#### EXERCISE DESCRIPTION:
Leave out the pictures and copy each record below exactly.

(Records from a dataset)
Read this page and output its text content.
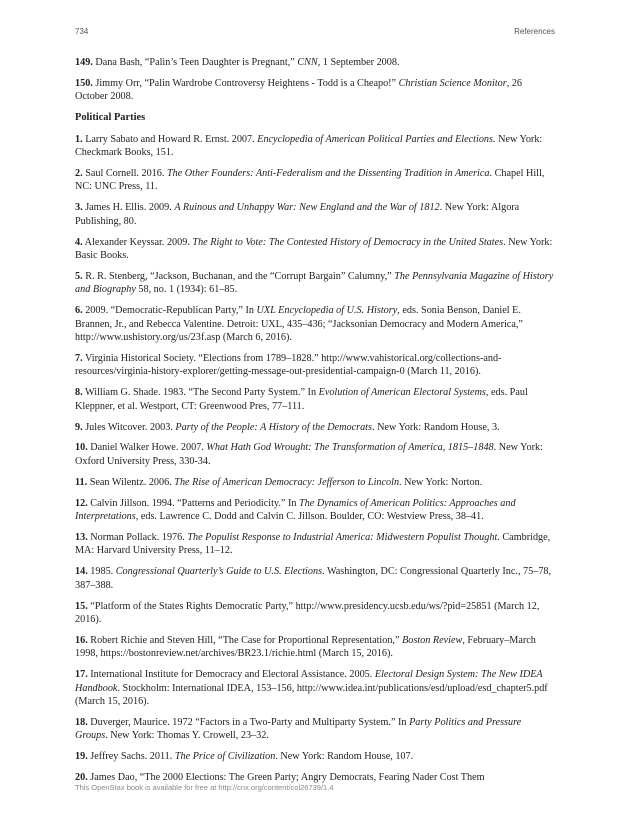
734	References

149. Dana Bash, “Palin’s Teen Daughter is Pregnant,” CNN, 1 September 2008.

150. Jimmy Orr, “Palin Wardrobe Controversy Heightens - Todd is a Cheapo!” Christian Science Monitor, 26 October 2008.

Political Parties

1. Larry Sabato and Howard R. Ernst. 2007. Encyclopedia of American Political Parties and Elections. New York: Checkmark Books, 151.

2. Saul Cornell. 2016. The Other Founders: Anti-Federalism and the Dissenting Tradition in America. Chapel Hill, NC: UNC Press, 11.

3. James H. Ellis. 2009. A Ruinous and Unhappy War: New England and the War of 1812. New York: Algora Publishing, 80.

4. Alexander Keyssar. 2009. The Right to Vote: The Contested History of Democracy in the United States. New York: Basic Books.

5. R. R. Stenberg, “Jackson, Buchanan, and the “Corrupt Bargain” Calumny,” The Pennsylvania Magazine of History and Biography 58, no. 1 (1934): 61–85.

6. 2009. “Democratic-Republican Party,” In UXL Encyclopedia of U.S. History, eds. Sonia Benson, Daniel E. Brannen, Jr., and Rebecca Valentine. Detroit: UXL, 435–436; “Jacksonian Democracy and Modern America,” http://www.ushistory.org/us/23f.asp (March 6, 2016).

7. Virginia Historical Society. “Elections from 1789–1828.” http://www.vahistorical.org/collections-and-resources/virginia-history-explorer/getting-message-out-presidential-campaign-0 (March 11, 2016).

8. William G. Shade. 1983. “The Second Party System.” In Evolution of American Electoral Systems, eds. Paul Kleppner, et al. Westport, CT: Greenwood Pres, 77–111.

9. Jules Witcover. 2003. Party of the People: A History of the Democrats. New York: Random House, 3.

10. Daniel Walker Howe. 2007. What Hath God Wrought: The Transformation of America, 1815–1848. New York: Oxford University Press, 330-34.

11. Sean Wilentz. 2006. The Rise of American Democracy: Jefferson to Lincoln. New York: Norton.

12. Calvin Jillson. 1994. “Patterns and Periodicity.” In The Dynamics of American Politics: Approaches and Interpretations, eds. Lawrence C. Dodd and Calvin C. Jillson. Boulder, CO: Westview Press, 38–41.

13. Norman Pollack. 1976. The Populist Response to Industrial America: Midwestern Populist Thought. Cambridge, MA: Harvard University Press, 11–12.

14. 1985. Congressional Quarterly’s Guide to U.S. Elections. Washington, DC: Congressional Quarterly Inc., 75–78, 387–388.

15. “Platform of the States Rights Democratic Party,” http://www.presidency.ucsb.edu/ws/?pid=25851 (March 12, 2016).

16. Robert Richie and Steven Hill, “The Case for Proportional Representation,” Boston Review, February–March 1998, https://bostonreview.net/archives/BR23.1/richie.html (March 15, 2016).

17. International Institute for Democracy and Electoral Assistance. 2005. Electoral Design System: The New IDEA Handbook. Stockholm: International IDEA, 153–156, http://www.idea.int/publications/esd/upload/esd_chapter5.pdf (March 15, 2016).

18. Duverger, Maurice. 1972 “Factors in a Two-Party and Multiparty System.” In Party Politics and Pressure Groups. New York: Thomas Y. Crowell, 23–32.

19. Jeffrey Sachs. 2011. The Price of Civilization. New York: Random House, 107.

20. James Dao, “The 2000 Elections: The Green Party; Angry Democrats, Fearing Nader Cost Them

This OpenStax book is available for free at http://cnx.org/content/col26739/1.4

#### EXERCISE RESPONSE:
Read this page and output its text content.
734	References

149. Dana Bash, “Palin’s Teen Daughter is Pregnant,” CNN, 1 September 2008.

150. Jimmy Orr, “Palin Wardrobe Controversy Heightens - Todd is a Cheapo!” Christian Science Monitor, 26 October 2008.

Political Parties

1. Larry Sabato and Howard R. Ernst. 2007. Encyclopedia of American Political Parties and Elections. New York: Checkmark Books, 151.

2. Saul Cornell. 2016. The Other Founders: Anti-Federalism and the Dissenting Tradition in America. Chapel Hill, NC: UNC Press, 11.

3. James H. Ellis. 2009. A Ruinous and Unhappy War: New England and the War of 1812. New York: Algora Publishing, 80.

4. Alexander Keyssar. 2009. The Right to Vote: The Contested History of Democracy in the United States. New York: Basic Books.

5. R. R. Stenberg, “Jackson, Buchanan, and the “Corrupt Bargain” Calumny,” The Pennsylvania Magazine of History and Biography 58, no. 1 (1934): 61–85.

6. 2009. “Democratic-Republican Party,” In UXL Encyclopedia of U.S. History, eds. Sonia Benson, Daniel E. Brannen, Jr., and Rebecca Valentine. Detroit: UXL, 435–436; “Jacksonian Democracy and Modern America,” http://www.ushistory.org/us/23f.asp (March 6, 2016).

7. Virginia Historical Society. “Elections from 1789–1828.” http://www.vahistorical.org/collections-and-resources/virginia-history-explorer/getting-message-out-presidential-campaign-0 (March 11, 2016).

8. William G. Shade. 1983. “The Second Party System.” In Evolution of American Electoral Systems, eds. Paul Kleppner, et al. Westport, CT: Greenwood Pres, 77–111.

9. Jules Witcover. 2003. Party of the People: A History of the Democrats. New York: Random House, 3.

10. Daniel Walker Howe. 2007. What Hath God Wrought: The Transformation of America, 1815–1848. New York: Oxford University Press, 330-34.

11. Sean Wilentz. 2006. The Rise of American Democracy: Jefferson to Lincoln. New York: Norton.

12. Calvin Jillson. 1994. “Patterns and Periodicity.” In The Dynamics of American Politics: Approaches and Interpretations, eds. Lawrence C. Dodd and Calvin C. Jillson. Boulder, CO: Westview Press, 38–41.

13. Norman Pollack. 1976. The Populist Response to Industrial America: Midwestern Populist Thought. Cambridge, MA: Harvard University Press, 11–12.

14. 1985. Congressional Quarterly’s Guide to U.S. Elections. Washington, DC: Congressional Quarterly Inc., 75–78, 387–388.

15. “Platform of the States Rights Democratic Party,” http://www.presidency.ucsb.edu/ws/?pid=25851 (March 12, 2016).

16. Robert Richie and Steven Hill, “The Case for Proportional Representation,” Boston Review, February–March 1998, https://bostonreview.net/archives/BR23.1/richie.html (March 15, 2016).

17. International Institute for Democracy and Electoral Assistance. 2005. Electoral Design System: The New IDEA Handbook. Stockholm: International IDEA, 153–156, http://www.idea.int/publications/esd/upload/esd_chapter5.pdf (March 15, 2016).

18. Duverger, Maurice. 1972 “Factors in a Two-Party and Multiparty System.” In Party Politics and Pressure Groups. New York: Thomas Y. Crowell, 23–32.

19. Jeffrey Sachs. 2011. The Price of Civilization. New York: Random House, 107.

20. James Dao, “The 2000 Elections: The Green Party; Angry Democrats, Fearing Nader Cost Them

This OpenStax book is available for free at http://cnx.org/content/col26739/1.4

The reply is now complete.